**Given exercise:**
Each line that holds the word "Share" is to be identified and copied.

────

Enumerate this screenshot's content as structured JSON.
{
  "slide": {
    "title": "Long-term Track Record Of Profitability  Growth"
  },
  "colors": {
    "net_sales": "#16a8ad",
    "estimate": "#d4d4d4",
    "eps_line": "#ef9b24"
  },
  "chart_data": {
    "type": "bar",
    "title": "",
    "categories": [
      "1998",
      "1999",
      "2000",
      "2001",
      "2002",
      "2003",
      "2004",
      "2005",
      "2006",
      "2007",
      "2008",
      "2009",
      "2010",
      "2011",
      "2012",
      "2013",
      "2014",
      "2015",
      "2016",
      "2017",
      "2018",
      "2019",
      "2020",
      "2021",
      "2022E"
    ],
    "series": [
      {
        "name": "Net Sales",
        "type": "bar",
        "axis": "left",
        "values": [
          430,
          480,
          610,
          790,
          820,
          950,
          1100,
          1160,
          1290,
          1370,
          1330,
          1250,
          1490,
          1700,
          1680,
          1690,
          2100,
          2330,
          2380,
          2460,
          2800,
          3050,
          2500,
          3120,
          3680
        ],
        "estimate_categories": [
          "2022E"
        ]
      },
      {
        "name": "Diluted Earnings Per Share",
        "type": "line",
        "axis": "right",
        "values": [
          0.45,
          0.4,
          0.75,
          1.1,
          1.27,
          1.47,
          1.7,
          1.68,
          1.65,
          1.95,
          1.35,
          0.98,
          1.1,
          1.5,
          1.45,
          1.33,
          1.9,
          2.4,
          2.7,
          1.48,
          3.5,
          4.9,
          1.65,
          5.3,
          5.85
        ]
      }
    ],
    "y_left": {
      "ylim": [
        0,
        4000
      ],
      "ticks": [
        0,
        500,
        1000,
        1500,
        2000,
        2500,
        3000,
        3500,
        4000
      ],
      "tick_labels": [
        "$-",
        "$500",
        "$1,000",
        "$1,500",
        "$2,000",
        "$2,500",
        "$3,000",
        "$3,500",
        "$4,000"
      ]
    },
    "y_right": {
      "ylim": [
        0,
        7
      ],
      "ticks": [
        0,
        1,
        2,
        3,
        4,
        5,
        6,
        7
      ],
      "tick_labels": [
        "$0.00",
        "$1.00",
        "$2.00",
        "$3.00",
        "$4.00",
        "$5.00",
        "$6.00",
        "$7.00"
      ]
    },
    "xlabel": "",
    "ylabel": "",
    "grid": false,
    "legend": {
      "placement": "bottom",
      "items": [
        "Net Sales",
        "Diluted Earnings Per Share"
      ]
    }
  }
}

────

**Task solution:**
        "name": "Diluted Earnings Per Share",
        "Diluted Earnings Per Share"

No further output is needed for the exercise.